Your instructions: Copy the items word for word, from the very first line down through the line that contains "room-bed2: Bed. 2 — [312, 236, 344, 248]". Include that last line.

------------------------------------------------

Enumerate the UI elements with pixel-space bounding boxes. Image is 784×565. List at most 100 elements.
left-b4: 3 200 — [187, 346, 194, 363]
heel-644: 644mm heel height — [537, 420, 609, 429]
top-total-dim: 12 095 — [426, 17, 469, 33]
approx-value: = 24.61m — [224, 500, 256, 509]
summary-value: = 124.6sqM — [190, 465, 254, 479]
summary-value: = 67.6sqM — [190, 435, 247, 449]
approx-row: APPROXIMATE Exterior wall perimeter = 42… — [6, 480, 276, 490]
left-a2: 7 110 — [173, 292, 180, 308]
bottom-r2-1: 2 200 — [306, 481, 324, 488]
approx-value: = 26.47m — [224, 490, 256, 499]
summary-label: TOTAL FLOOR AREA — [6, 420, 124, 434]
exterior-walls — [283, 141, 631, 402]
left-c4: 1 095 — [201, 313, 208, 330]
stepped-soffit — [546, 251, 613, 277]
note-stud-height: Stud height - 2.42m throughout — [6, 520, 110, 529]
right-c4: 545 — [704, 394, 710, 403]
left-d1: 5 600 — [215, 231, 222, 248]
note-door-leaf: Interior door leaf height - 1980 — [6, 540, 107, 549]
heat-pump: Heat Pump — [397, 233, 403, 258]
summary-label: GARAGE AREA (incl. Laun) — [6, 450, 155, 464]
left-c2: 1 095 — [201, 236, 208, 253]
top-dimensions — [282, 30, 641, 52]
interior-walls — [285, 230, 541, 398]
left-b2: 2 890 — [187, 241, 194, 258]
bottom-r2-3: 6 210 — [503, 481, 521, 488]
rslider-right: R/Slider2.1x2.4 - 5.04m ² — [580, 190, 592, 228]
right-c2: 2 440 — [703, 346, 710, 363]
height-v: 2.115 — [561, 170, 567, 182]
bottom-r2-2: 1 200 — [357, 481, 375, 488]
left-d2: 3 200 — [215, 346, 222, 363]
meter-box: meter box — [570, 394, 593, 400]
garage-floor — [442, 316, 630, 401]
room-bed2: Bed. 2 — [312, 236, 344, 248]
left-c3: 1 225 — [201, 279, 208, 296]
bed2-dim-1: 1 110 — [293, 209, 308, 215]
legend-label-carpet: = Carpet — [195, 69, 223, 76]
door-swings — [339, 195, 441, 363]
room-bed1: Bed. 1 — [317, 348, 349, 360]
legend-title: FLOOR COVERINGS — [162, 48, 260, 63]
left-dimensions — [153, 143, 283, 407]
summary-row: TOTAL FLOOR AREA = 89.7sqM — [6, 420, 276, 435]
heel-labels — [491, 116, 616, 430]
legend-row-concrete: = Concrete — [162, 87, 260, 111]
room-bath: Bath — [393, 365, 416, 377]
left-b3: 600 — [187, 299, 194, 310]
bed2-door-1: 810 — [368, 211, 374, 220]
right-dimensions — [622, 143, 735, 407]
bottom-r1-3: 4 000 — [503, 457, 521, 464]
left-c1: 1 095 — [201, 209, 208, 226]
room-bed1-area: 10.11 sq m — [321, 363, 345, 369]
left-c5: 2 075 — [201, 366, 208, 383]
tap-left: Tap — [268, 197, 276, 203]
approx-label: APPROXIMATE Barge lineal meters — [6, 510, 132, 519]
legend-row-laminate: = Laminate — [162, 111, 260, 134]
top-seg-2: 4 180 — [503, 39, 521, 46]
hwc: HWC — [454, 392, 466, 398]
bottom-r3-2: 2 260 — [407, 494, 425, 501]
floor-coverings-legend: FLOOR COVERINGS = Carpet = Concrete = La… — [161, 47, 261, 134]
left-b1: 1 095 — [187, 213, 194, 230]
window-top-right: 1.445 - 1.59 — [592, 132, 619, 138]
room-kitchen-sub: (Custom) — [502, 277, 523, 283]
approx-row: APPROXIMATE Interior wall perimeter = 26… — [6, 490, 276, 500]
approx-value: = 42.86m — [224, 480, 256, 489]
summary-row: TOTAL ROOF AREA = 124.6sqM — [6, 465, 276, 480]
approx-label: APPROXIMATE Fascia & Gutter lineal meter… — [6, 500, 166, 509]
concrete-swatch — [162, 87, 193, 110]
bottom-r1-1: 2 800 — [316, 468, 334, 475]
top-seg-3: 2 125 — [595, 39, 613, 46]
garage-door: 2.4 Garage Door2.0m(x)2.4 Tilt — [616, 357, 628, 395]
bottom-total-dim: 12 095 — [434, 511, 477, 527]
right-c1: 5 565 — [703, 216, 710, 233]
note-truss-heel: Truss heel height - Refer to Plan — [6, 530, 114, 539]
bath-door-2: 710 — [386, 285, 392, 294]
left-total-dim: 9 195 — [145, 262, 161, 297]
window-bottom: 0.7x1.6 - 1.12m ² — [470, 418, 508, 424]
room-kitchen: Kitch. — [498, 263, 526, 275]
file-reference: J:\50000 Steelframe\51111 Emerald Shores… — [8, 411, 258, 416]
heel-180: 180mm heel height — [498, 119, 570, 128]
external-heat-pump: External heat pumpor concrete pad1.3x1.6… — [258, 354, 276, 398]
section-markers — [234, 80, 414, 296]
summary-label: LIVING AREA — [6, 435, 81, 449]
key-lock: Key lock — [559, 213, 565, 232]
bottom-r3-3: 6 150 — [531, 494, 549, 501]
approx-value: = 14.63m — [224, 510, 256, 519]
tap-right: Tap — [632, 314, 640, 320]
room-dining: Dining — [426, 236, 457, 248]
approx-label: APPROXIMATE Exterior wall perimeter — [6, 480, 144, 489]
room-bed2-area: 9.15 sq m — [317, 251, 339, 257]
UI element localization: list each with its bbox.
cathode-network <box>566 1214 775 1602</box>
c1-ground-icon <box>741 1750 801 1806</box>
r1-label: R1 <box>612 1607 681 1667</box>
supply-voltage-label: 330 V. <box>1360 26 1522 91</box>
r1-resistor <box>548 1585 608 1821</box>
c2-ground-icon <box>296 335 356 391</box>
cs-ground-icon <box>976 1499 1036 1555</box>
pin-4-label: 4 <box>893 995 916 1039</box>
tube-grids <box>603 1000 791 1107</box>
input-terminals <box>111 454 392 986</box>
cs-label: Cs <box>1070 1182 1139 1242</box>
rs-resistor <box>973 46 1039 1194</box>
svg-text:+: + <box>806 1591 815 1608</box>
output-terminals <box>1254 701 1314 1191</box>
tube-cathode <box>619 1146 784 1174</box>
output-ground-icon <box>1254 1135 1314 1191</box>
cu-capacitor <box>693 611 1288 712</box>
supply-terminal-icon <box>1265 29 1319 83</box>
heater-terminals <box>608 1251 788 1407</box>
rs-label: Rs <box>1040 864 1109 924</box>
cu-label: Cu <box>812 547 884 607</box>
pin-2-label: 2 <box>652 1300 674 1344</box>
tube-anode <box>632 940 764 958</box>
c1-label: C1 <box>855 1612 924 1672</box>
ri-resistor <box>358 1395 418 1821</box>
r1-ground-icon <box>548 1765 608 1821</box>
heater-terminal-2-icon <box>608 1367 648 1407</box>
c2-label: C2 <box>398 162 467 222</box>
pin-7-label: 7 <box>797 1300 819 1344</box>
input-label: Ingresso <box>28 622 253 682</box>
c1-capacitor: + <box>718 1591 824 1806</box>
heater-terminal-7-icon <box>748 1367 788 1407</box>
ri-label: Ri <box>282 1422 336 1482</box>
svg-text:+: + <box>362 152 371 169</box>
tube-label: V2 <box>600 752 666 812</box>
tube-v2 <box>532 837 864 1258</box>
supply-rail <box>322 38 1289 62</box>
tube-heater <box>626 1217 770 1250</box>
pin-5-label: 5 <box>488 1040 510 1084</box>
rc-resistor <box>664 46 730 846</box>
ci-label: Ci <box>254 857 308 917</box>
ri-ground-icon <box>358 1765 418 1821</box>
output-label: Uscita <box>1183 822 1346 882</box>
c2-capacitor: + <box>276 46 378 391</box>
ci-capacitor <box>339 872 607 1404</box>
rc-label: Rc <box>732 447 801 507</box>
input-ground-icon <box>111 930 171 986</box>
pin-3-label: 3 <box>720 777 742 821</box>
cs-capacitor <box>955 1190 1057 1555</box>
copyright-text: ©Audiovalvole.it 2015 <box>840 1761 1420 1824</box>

------------------------------------------------

Solution to this task:
Enumerate the UI elements with pixel-space bounding boxes. Image is 784×565. List at most 100 elements.
left-b4: 3 200 — [187, 346, 194, 363]
heel-644: 644mm heel height — [537, 420, 609, 429]
top-total-dim: 12 095 — [426, 17, 469, 33]
approx-value: = 24.61m — [224, 500, 256, 509]
summary-value: = 124.6sqM — [190, 465, 254, 479]
summary-value: = 67.6sqM — [190, 435, 247, 449]
approx-row: APPROXIMATE Exterior wall perimeter = 42… — [6, 480, 276, 490]
left-a2: 7 110 — [173, 292, 180, 308]
bottom-r2-1: 2 200 — [306, 481, 324, 488]
approx-value: = 26.47m — [224, 490, 256, 499]
summary-label: TOTAL FLOOR AREA — [6, 420, 124, 434]
exterior-walls — [283, 141, 631, 402]
left-c4: 1 095 — [201, 313, 208, 330]
stepped-soffit — [546, 251, 613, 277]
note-stud-height: Stud height - 2.42m throughout — [6, 520, 110, 529]
right-c4: 545 — [704, 394, 710, 403]
left-d1: 5 600 — [215, 231, 222, 248]
note-door-leaf: Interior door leaf height - 1980 — [6, 540, 107, 549]
heat-pump: Heat Pump — [397, 233, 403, 258]
summary-label: GARAGE AREA (incl. Laun) — [6, 450, 155, 464]
left-c2: 1 095 — [201, 236, 208, 253]
top-dimensions — [282, 30, 641, 52]
interior-walls — [285, 230, 541, 398]
left-b2: 2 890 — [187, 241, 194, 258]
bottom-r2-3: 6 210 — [503, 481, 521, 488]
rslider-right: R/Slider2.1x2.4 - 5.04m ² — [580, 190, 592, 228]
right-c2: 2 440 — [703, 346, 710, 363]
height-v: 2.115 — [561, 170, 567, 182]
bottom-r2-2: 1 200 — [357, 481, 375, 488]
left-d2: 3 200 — [215, 346, 222, 363]
meter-box: meter box — [570, 394, 593, 400]
garage-floor — [442, 316, 630, 401]
room-bed2: Bed. 2 — [312, 236, 344, 248]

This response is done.